TASK DETAILS
Search the data for the word "الأراضي". Reproduce every line where it is found.

GIVEN ENTRIES
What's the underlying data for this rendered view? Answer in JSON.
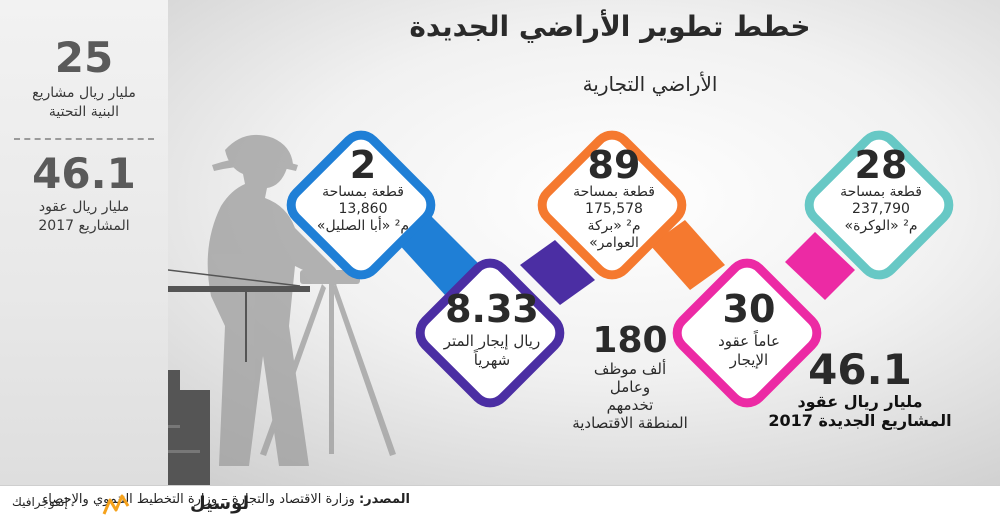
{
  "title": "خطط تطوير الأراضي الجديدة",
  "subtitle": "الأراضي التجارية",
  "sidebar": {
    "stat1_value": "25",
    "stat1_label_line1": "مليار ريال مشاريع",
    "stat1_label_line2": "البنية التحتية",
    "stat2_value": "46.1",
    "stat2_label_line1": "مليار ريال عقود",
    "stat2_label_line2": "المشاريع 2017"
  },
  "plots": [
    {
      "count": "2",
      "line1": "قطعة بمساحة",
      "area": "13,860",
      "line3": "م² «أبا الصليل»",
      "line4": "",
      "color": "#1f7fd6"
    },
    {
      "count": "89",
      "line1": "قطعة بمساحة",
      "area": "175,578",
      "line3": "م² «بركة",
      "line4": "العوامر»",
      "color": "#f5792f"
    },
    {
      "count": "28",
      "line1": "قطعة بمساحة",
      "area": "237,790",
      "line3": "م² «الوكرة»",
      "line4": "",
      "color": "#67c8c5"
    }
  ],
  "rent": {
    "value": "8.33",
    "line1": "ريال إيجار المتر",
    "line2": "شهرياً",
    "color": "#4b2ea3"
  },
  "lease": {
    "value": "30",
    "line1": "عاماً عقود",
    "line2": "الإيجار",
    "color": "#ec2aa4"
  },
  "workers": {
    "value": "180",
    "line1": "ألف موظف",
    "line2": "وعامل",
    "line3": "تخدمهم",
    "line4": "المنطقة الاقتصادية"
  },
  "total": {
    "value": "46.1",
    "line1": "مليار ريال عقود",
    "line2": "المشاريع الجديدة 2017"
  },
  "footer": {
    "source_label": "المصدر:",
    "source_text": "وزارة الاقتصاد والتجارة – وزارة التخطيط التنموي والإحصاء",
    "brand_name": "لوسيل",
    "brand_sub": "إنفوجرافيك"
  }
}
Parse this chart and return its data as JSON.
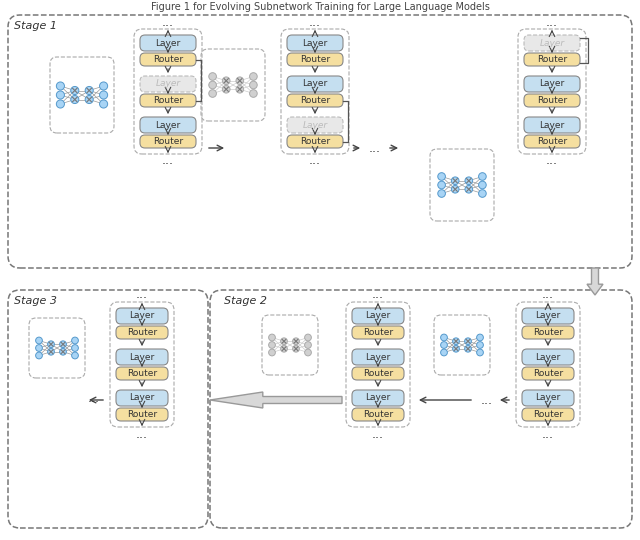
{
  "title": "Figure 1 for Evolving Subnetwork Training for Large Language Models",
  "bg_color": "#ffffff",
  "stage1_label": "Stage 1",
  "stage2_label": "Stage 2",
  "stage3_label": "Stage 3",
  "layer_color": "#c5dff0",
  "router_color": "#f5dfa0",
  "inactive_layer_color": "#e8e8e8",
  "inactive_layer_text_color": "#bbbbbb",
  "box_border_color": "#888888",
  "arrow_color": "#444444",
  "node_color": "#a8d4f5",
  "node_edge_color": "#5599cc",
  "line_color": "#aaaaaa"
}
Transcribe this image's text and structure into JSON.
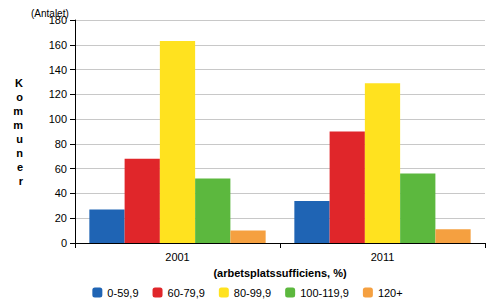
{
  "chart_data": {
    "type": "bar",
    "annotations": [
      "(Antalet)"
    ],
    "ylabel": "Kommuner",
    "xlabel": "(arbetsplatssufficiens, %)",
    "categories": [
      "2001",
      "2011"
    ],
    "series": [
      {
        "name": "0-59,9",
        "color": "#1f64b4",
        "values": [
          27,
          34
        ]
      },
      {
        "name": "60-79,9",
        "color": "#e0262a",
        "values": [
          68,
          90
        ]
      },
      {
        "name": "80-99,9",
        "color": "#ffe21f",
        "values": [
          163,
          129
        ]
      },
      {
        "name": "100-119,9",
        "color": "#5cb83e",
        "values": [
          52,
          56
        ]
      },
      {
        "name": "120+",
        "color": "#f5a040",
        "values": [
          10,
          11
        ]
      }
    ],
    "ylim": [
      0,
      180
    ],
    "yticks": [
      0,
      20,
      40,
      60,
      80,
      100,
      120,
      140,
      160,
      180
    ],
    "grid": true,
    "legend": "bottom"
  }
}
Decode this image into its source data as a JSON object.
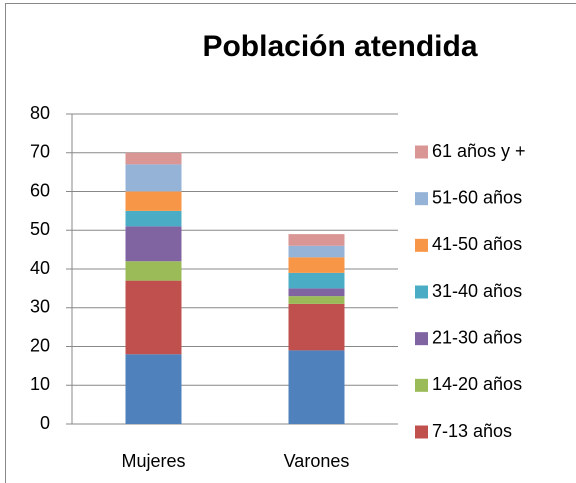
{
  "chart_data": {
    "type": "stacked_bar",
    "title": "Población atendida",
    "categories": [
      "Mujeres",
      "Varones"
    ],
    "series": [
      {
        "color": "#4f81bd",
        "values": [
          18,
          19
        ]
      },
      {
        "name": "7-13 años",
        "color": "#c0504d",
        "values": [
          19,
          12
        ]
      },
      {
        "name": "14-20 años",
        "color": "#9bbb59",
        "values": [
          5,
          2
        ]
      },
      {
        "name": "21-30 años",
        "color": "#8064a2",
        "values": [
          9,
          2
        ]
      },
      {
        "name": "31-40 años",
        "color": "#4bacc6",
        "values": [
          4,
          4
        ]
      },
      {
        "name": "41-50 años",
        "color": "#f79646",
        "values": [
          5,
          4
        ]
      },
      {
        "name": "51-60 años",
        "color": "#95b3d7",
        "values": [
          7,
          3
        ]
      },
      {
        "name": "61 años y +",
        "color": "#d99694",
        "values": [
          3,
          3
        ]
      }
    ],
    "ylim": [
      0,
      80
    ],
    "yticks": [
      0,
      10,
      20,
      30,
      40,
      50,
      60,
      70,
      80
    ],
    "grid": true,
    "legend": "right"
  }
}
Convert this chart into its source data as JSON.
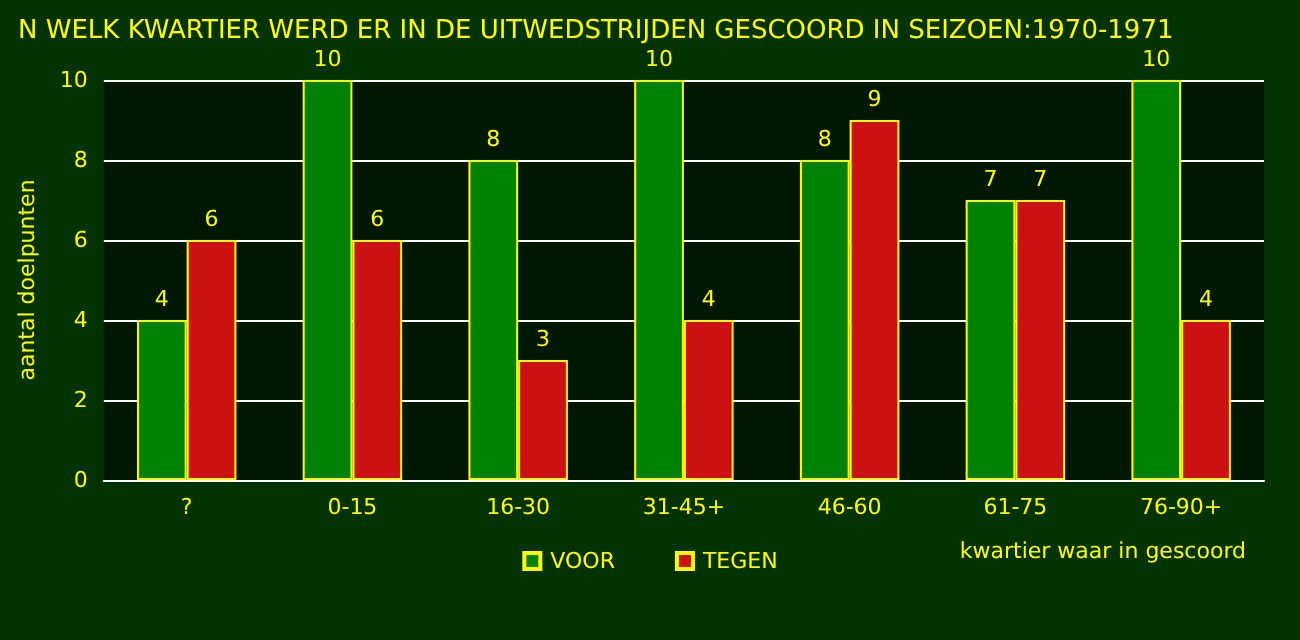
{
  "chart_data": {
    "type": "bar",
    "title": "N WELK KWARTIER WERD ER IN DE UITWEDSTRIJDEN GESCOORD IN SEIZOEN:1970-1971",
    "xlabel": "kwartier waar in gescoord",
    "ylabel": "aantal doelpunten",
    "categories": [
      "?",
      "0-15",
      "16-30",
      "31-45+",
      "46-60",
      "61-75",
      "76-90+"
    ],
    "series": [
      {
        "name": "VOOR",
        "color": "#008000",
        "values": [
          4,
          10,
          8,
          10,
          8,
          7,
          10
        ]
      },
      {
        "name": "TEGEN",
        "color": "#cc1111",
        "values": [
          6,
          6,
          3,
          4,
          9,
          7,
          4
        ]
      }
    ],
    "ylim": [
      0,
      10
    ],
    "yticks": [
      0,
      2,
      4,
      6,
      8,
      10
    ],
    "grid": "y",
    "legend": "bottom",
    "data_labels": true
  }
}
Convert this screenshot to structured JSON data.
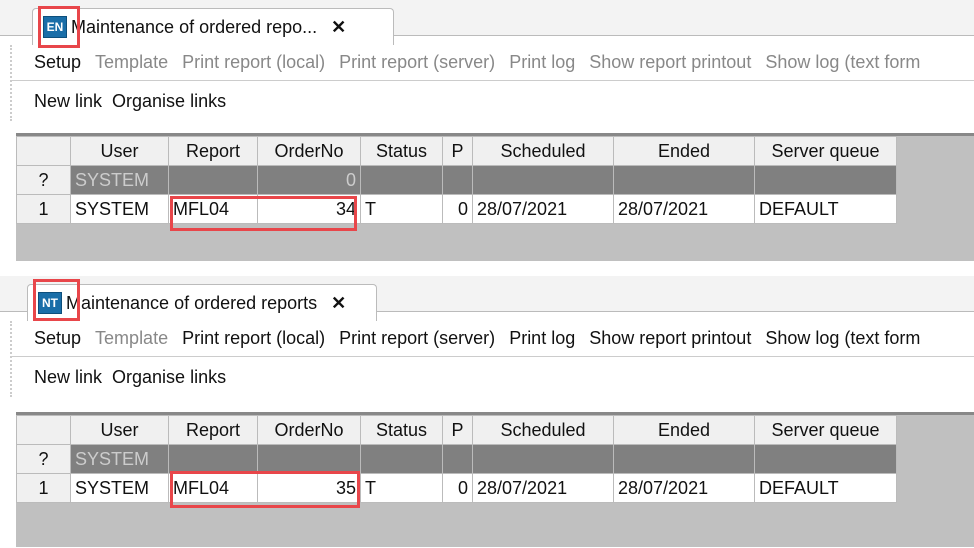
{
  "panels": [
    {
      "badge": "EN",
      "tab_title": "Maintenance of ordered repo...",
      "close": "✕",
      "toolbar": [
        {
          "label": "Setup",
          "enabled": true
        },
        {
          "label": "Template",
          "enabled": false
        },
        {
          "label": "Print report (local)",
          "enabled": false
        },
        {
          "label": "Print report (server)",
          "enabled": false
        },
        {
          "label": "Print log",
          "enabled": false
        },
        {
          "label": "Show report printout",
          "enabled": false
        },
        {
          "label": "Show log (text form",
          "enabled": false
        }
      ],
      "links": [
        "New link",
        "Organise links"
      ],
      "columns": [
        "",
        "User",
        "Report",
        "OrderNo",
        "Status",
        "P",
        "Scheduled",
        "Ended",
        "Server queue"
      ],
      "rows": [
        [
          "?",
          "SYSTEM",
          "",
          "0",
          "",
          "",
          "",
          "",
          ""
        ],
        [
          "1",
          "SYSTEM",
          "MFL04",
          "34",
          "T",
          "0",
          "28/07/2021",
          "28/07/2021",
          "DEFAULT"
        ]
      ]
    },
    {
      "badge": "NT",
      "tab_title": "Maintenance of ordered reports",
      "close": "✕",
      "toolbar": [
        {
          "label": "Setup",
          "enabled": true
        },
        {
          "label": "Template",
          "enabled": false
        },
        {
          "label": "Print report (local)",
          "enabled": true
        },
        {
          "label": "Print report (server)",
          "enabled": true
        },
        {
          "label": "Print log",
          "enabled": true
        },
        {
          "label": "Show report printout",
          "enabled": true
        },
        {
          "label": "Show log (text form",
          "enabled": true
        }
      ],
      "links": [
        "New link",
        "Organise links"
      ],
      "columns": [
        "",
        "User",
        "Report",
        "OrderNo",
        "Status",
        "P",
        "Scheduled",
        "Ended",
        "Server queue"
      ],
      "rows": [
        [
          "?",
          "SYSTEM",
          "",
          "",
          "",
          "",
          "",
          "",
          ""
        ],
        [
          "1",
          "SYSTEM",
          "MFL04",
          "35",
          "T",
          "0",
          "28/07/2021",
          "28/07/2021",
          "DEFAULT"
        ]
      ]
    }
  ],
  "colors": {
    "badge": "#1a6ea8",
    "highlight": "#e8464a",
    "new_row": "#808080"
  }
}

RESPONSE
  "title": "خطط تطوير الأراضي الجديدة",
  "subtitle": "الأراضي التجارية",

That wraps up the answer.